**Textauszug:**

□ □ □ □ □ □ □

Wer eine unreine Tat begeht, bricht nicht einfach ein menschliches Gesetz und sündigt auch nicht bloß gegen den Gott, der ihm irgendwann in der Vergangenheit die Gabe des Geistes geschenkt hat. Er sündigt gegen den Gott, der in diesem Augenblick gegenwärtig ist, gegen den, der den Geist immerfort gibt. Die unreine Tat ist eine Verachtung von Gottes guter Gabe in ebendem Augenblick, in dem sie dargereicht wird … Diese Sünde zeigt sich erst in ihrem wahren Licht, wenn man sie als eine Entscheidung für die Unreinheit statt für einen Geist sieht, der heilig ist.
— Leon Morris (1914–2006), Neutestamentler
Bibelstelle: 1TH.4.8
Themen: Versuchung & Kampf, Ethische Fragen
Leon Morris
Leon Morris (1914–2006) war ein australischer anglikanischer Neutestamentler und langjähriger Leiter des Ridley College in Melbourne. Bekanntheit erlangte er durch fundierte Bibelkommentare sowie seine sprachwissenschaftliche Verteidigung der reformatorischen Lehre von der stellvertretenden Sühne gegen theologische Neuinterpretationen. Für Bibelleser verbinden seine Auslegungen bis heute eine genaue historisch-grammatische Textarbeit mit allgemeinverständlicher theologischer Orientierung.

□ □ □ □ □ □ □

**Arbeitsanweisung:** Können Sie aus dem Text über die unreine Tat den Abschnitt wortgetreu abtippen, der mit den Worten „Wer eine unreine“ anfängt und mit „der heilig ist.“ aufhört?

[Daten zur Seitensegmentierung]
□ □ □ □ □ □ □

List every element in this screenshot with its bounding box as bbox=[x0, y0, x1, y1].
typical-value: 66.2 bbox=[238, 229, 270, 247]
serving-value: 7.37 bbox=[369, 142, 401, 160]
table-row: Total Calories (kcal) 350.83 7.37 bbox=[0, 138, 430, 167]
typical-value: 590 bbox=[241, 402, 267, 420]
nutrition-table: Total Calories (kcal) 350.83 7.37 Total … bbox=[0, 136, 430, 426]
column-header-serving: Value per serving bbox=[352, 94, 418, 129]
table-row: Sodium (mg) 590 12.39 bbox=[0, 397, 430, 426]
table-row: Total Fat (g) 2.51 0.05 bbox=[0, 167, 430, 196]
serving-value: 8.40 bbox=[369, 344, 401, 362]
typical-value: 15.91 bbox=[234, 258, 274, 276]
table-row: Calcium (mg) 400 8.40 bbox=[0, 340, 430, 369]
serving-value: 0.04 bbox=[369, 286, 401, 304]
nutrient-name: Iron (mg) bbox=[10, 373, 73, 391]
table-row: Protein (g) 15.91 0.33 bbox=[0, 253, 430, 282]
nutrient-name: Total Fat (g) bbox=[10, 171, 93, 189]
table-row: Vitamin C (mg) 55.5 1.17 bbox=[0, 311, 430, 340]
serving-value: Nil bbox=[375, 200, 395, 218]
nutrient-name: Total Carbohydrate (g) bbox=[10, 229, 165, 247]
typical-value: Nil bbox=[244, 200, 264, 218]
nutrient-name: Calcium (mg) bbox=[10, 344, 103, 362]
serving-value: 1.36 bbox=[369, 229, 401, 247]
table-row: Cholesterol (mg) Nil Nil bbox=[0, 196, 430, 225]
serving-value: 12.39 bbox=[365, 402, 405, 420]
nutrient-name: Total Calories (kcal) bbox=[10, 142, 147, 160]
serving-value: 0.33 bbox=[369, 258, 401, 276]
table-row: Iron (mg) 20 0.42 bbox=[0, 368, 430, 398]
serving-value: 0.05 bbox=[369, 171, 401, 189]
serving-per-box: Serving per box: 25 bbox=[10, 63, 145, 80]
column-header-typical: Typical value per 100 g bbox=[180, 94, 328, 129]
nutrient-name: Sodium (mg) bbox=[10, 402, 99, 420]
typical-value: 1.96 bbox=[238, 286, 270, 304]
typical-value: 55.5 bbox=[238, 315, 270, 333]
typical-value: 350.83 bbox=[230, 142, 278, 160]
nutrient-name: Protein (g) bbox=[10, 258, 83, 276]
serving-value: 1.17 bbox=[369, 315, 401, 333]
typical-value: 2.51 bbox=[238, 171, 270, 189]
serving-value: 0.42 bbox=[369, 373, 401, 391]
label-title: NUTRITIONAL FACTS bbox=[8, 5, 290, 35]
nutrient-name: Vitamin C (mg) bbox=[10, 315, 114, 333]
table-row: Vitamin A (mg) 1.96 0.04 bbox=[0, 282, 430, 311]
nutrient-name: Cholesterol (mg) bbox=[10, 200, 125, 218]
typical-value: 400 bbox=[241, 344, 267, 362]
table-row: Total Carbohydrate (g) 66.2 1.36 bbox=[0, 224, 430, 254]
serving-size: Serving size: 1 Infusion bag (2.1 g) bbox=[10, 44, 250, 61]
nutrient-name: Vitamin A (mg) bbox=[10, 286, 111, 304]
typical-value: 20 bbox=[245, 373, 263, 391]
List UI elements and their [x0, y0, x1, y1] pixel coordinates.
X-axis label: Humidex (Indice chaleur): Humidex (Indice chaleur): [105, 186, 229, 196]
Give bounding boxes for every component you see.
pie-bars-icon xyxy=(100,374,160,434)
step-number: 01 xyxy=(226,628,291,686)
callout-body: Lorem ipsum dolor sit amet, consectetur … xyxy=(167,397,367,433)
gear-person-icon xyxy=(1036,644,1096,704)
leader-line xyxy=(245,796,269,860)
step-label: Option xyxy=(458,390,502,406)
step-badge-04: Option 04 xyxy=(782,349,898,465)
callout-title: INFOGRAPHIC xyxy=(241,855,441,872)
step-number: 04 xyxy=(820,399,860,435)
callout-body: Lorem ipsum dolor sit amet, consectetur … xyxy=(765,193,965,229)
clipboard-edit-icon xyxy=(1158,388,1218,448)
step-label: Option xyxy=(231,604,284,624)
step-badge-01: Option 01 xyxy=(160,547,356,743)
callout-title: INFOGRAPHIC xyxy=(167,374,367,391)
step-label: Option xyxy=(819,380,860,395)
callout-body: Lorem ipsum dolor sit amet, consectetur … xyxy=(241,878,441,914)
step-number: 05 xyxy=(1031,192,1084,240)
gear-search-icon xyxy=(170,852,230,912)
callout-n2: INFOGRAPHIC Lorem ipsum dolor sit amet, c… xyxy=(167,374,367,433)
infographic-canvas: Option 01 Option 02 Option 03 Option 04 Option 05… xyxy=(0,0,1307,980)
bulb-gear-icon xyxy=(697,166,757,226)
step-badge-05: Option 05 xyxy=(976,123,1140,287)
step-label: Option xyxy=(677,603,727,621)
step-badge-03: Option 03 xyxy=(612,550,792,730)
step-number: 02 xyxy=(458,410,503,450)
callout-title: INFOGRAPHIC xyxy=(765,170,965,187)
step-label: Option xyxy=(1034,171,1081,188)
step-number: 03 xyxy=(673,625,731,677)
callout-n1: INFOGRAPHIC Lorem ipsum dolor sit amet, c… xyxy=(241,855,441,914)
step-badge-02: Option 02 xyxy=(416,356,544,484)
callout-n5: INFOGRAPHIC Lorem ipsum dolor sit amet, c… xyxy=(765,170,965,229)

□ □ □ □ □ □ □

**Lösung:**
Wer eine unreine Tat begeht, bricht nicht einfach ein menschliches Gesetz und sündigt auch nicht bloß gegen den Gott, der ihm irgendwann in der Vergangenheit die Gabe des Geistes geschenkt hat. Er sündigt gegen den Gott, der in diesem Augenblick gegenwärtig ist, gegen den, der den Geist immerfort gibt. Die unreine Tat ist eine Verachtung von Gottes guter Gabe in ebendem Augenblick, in dem sie dargereicht wird … Diese Sünde zeigt sich erst in ihrem wahren Licht, wenn man sie als eine Entscheidung für die Unreinheit statt für einen Geist sieht, der heilig ist.